> _Exercise description_: Extract and reproduce the items verbatim, from the line containing "Localize all elements." through the line containing "bar-1-6 — [575, 224, 587, 268]", including both of those lines. Omit the picture lines from your output.

> _Provided records_:
* Begin *

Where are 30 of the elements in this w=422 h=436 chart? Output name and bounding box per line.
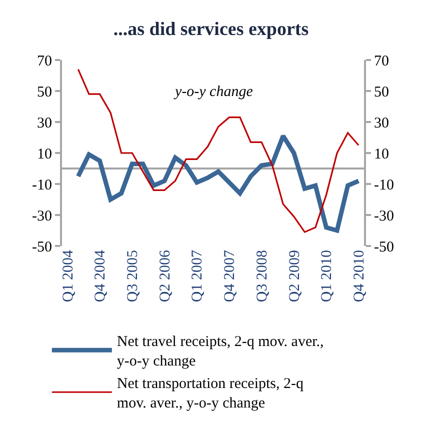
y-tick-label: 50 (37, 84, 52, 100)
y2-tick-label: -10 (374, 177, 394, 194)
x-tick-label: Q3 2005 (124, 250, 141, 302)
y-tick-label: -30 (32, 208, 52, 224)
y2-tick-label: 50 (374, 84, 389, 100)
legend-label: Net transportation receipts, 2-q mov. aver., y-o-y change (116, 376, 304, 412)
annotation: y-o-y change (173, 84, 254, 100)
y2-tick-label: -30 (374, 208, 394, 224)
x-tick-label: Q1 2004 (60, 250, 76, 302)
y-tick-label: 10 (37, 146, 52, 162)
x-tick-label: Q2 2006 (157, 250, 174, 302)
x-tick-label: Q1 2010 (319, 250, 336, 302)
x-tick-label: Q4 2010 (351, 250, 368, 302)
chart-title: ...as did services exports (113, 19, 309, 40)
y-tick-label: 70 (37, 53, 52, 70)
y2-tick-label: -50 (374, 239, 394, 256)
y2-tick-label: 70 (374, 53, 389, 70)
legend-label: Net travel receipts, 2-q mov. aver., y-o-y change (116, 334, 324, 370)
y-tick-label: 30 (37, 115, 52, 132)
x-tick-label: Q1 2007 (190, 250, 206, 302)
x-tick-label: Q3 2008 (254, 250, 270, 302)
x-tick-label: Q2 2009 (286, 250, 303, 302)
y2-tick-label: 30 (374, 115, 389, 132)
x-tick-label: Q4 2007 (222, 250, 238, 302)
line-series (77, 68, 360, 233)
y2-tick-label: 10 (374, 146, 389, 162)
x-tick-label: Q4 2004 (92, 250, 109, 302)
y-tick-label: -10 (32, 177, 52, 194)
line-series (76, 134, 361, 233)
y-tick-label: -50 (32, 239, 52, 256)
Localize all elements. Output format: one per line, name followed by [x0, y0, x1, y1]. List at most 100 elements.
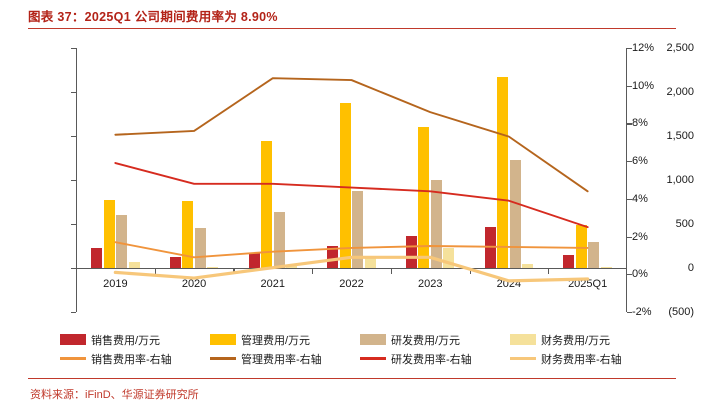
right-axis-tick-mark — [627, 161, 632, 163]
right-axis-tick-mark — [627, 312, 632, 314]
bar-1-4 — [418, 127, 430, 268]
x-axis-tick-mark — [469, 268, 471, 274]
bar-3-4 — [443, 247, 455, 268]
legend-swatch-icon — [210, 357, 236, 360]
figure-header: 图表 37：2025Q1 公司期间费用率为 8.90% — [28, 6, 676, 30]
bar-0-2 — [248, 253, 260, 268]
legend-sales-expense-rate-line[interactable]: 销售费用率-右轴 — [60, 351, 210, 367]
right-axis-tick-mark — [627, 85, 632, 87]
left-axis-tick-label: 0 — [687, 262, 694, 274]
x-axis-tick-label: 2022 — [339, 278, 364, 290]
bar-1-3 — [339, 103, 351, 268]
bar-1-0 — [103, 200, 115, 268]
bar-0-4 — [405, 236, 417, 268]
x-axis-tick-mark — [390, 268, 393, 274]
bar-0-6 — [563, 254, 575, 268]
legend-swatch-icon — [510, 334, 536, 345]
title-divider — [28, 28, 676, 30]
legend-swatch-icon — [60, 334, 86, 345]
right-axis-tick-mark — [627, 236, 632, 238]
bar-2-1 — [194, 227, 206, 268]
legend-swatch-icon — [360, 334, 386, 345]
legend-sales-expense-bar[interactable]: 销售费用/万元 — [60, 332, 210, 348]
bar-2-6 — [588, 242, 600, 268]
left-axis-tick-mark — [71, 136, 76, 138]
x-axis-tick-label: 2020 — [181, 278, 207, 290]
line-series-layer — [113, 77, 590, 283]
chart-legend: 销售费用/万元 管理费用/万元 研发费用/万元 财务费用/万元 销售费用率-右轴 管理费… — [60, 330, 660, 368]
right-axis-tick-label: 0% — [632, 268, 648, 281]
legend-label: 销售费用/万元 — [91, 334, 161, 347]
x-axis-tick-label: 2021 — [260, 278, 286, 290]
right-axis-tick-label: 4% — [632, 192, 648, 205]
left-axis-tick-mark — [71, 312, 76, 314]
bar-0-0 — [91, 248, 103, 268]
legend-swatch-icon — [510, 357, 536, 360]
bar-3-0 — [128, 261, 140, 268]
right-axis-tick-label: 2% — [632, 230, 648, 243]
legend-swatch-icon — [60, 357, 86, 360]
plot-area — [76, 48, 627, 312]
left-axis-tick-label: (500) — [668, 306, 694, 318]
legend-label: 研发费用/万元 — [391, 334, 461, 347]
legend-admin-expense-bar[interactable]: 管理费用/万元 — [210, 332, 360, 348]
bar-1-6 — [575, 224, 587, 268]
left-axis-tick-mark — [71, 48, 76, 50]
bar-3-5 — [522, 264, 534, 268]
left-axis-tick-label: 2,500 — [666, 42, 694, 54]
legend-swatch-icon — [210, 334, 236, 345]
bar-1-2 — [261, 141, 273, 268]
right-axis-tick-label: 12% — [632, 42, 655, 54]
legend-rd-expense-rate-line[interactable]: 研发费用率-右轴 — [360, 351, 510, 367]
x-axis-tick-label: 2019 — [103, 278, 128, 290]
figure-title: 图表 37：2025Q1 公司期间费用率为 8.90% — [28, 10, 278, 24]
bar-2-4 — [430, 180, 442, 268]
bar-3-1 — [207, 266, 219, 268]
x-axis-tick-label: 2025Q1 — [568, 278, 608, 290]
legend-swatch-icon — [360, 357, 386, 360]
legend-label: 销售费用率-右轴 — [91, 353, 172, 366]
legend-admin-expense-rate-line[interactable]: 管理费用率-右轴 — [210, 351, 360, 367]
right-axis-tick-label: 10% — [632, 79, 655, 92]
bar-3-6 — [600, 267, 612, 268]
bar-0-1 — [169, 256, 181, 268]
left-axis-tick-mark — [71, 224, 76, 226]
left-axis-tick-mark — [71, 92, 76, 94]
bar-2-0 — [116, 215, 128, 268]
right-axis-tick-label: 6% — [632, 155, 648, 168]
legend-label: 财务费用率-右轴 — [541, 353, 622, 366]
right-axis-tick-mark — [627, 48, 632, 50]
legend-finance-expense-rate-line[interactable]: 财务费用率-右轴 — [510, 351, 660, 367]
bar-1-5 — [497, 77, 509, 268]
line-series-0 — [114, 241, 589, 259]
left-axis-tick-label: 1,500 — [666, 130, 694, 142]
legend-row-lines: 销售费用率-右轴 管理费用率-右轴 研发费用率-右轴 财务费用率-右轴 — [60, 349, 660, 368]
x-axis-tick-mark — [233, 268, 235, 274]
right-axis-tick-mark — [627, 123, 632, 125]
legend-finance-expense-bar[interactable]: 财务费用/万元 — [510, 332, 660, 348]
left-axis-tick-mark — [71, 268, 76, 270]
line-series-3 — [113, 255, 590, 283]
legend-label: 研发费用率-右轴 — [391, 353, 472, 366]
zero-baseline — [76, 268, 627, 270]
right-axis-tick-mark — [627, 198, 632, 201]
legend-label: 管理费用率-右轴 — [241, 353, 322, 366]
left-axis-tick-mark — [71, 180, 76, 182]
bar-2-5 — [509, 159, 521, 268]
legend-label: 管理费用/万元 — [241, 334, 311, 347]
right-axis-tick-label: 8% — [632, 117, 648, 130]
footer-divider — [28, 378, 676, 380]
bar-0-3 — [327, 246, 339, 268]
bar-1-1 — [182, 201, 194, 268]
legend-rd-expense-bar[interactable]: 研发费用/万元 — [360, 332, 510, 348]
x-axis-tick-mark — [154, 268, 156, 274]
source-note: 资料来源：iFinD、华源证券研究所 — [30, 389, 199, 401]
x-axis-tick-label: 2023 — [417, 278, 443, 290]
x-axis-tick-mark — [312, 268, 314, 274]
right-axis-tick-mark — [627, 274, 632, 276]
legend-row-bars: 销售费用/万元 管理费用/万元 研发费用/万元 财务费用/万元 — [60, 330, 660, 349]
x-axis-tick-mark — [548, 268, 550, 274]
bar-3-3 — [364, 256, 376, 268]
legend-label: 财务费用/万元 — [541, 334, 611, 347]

* End *
* Begin *

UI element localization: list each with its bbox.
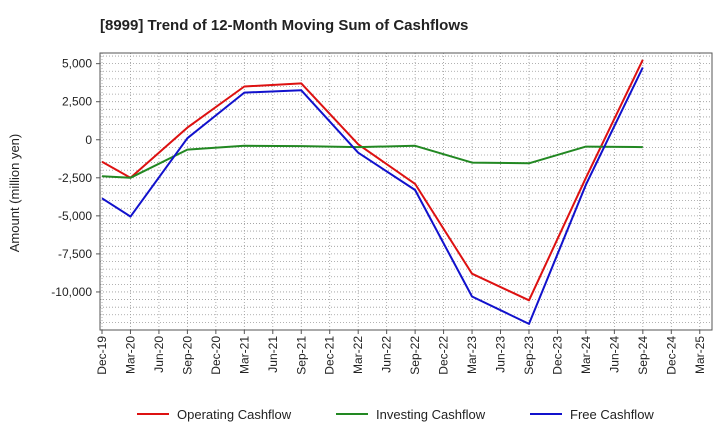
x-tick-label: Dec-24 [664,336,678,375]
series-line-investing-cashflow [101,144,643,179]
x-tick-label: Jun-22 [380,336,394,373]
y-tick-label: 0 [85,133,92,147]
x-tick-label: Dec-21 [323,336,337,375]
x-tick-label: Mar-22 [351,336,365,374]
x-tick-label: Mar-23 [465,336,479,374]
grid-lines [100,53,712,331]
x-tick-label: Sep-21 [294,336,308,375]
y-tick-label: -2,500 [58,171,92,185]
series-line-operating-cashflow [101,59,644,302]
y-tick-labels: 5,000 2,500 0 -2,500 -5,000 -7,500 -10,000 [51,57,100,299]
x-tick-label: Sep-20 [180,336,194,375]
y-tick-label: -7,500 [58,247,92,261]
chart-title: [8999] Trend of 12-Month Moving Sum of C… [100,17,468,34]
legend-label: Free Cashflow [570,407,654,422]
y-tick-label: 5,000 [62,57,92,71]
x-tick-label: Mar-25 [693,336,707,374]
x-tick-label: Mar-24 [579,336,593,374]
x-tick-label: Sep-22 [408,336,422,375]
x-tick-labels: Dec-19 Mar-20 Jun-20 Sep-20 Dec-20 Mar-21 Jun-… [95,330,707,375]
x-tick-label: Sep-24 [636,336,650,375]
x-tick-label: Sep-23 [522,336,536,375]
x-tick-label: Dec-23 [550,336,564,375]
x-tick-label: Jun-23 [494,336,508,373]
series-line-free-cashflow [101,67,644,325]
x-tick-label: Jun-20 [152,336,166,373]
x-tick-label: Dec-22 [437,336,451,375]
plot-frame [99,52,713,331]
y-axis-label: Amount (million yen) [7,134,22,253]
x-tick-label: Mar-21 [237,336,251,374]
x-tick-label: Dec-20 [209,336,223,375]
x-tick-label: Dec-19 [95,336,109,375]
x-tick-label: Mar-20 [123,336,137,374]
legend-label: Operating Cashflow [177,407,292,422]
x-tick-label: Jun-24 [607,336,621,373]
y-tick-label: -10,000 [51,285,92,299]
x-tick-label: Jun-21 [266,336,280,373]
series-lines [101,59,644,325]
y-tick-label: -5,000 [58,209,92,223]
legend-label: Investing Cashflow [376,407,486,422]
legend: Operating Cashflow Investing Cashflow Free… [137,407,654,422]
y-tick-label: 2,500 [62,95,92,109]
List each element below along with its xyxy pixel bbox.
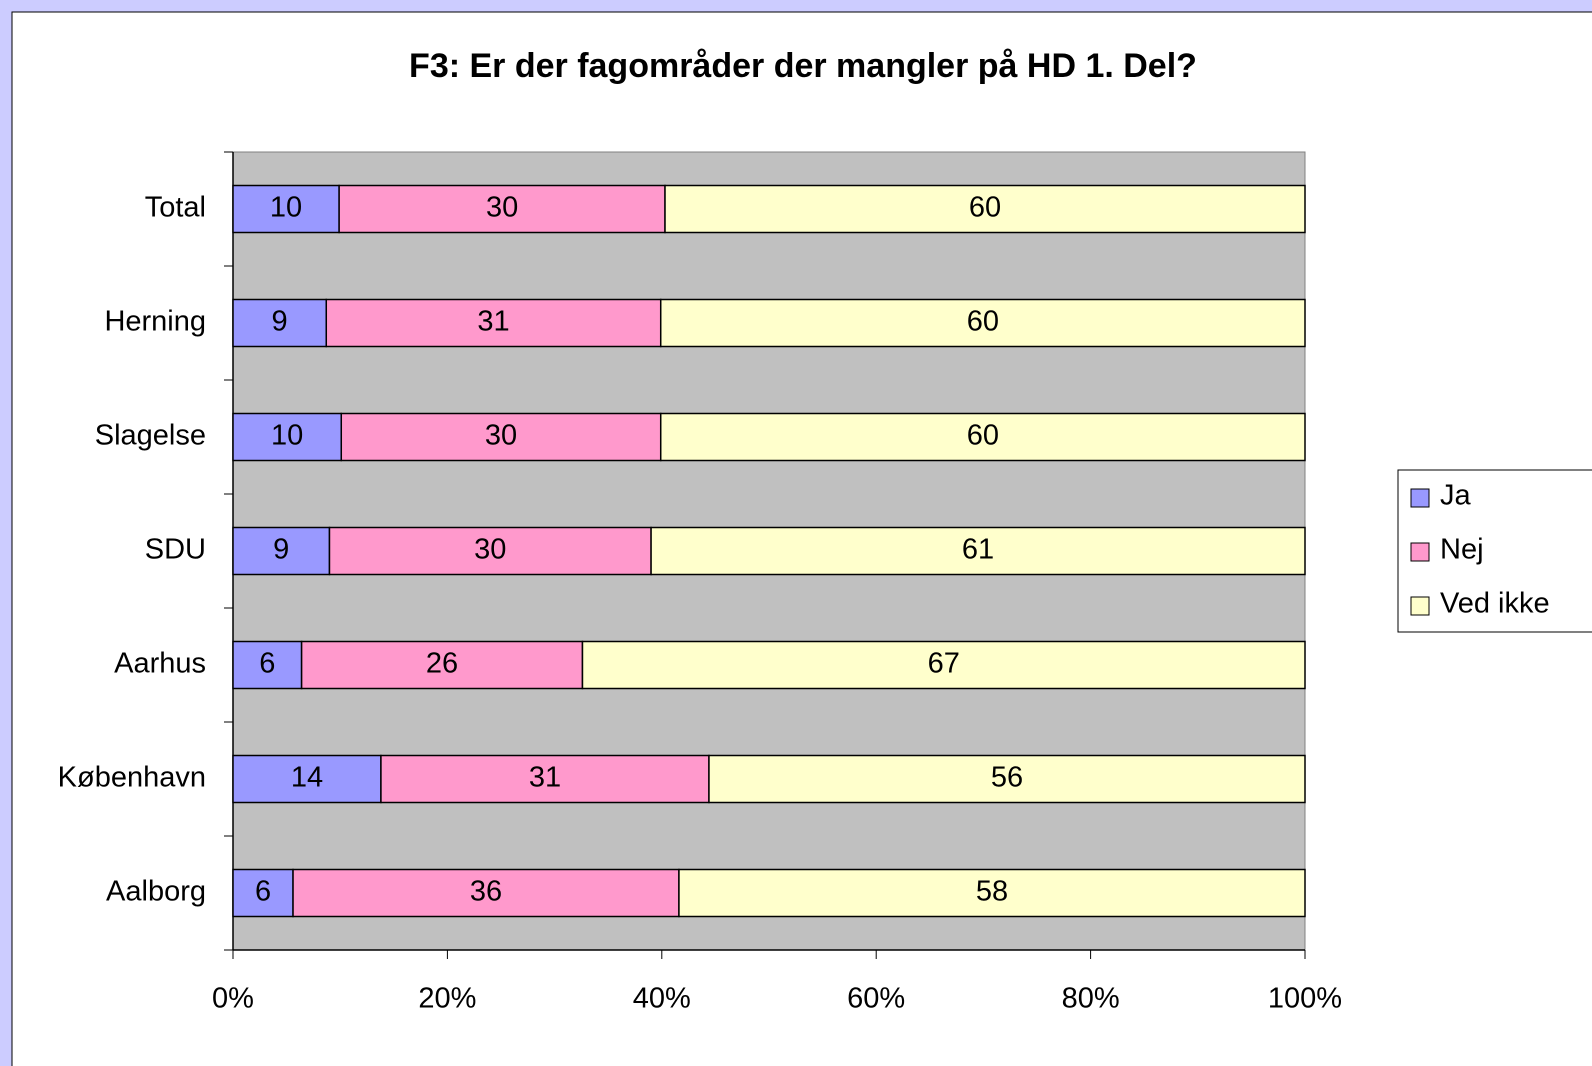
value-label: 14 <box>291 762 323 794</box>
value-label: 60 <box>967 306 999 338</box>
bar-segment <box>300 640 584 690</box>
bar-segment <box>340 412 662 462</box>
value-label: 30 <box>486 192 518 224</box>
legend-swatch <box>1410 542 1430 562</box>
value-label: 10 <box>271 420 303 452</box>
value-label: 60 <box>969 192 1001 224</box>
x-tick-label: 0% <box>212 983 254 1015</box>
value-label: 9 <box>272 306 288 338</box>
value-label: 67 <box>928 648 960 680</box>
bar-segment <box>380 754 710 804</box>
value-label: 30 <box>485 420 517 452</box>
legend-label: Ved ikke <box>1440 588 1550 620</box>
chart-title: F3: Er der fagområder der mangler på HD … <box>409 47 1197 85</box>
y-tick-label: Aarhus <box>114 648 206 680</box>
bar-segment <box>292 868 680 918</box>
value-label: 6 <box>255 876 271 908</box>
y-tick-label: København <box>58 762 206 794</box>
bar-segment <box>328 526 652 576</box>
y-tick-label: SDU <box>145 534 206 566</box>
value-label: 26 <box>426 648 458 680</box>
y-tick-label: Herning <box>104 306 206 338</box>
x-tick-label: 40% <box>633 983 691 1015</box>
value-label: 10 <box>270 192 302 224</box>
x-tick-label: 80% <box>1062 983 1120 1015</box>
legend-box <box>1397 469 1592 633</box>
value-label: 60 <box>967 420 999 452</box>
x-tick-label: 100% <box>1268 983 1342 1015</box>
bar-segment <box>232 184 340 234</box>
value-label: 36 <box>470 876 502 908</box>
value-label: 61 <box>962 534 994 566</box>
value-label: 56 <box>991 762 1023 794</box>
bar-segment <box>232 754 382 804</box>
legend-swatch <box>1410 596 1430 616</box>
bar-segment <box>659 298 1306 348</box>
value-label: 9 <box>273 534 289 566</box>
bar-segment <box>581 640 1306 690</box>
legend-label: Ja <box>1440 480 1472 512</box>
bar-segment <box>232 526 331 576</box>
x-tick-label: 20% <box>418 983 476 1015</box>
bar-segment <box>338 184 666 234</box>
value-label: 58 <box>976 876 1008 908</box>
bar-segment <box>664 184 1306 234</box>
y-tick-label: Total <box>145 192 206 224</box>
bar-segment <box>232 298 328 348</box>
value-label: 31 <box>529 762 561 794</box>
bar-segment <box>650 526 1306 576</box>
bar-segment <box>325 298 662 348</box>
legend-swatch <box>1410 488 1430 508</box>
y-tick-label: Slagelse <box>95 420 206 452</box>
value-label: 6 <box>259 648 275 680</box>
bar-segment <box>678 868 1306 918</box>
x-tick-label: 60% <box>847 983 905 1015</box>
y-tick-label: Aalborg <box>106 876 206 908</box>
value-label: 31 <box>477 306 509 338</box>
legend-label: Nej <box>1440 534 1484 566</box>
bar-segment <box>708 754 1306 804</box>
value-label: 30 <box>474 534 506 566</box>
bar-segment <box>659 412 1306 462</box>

* End *
* Begin *

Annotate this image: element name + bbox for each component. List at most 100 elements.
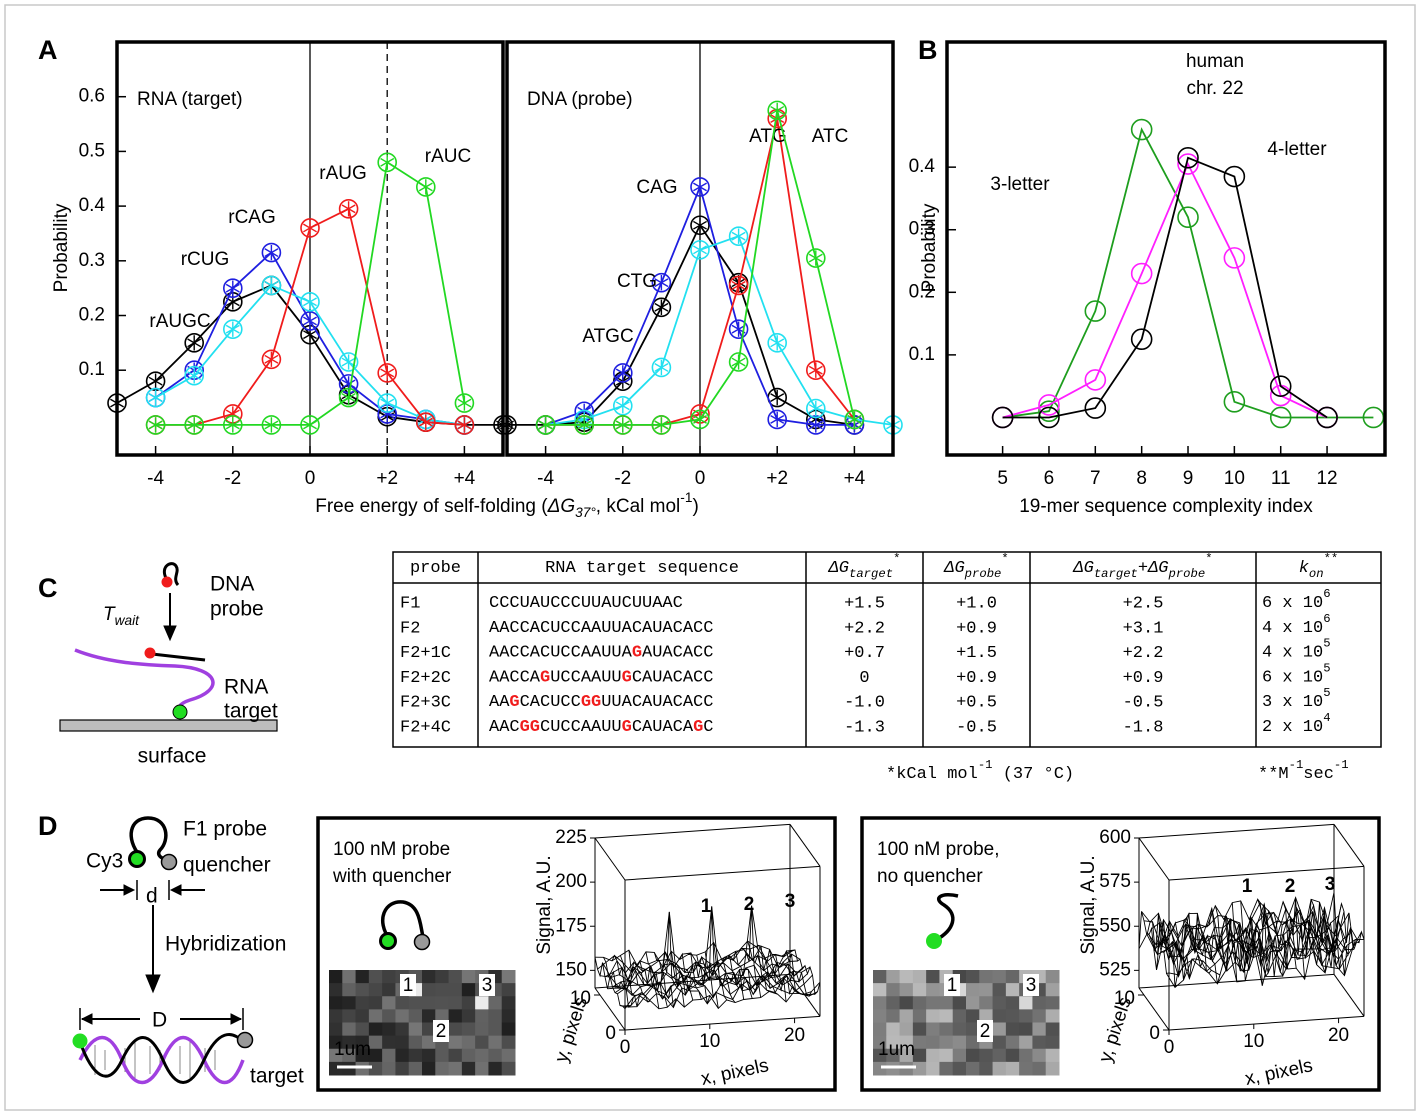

* End *

> _Result of the exercise_:
Localize all elements. Output format: one per line, name followed by [x0, y0, x1, y1]. List at most 100 elements.
right-axis-tick-mark — [627, 161, 632, 163]
right-axis-tick-mark — [627, 312, 632, 314]
bar-1-4 — [418, 127, 430, 268]
x-axis-tick-mark — [469, 268, 471, 274]
bar-3-4 — [443, 247, 455, 268]
legend-swatch-icon — [210, 357, 236, 360]
figure-header: 图表 37：2025Q1 公司期间费用率为 8.90% — [28, 6, 676, 30]
bar-0-2 — [248, 253, 260, 268]
legend-sales-expense-rate-line[interactable]: 销售费用率-右轴 — [60, 351, 210, 367]
right-axis-tick-mark — [627, 85, 632, 87]
left-axis-tick-label: 0 — [687, 262, 694, 274]
x-axis-tick-label: 2022 — [339, 278, 364, 290]
bar-1-3 — [339, 103, 351, 268]
bar-1-0 — [103, 200, 115, 268]
bar-0-4 — [405, 236, 417, 268]
x-axis-tick-mark — [390, 268, 393, 274]
bar-0-6 — [563, 254, 575, 268]
legend-swatch-icon — [510, 334, 536, 345]
title-divider — [28, 28, 676, 30]
legend-swatch-icon — [60, 334, 86, 345]
right-axis-tick-mark — [627, 236, 632, 238]
bar-2-1 — [194, 227, 206, 268]
legend-swatch-icon — [360, 334, 386, 345]
legend-sales-expense-bar[interactable]: 销售费用/万元 — [60, 332, 210, 348]
bar-2-6 — [588, 242, 600, 268]
left-axis-tick-mark — [71, 136, 76, 138]
x-axis-tick-label: 2020 — [181, 278, 207, 290]
line-series-layer — [113, 77, 590, 283]
chart-legend: 销售费用/万元 管理费用/万元 研发费用/万元 财务费用/万元 销售费用率-右轴 管理费… — [60, 330, 660, 368]
right-axis-tick-label: 0% — [632, 268, 648, 281]
legend-label: 销售费用/万元 — [91, 334, 161, 347]
x-axis-tick-label: 2021 — [260, 278, 286, 290]
right-axis-tick-label: 4% — [632, 192, 648, 205]
left-axis-tick-mark — [71, 312, 76, 314]
bar-0-0 — [91, 248, 103, 268]
legend-swatch-icon — [510, 357, 536, 360]
bar-3-0 — [128, 261, 140, 268]
right-axis-tick-label: 2% — [632, 230, 648, 243]
legend-swatch-icon — [60, 357, 86, 360]
plot-area — [76, 48, 627, 312]
left-axis-tick-label: (500) — [668, 306, 694, 318]
legend-label: 研发费用/万元 — [391, 334, 461, 347]
legend-admin-expense-bar[interactable]: 管理费用/万元 — [210, 332, 360, 348]
bar-1-6 — [575, 224, 587, 268]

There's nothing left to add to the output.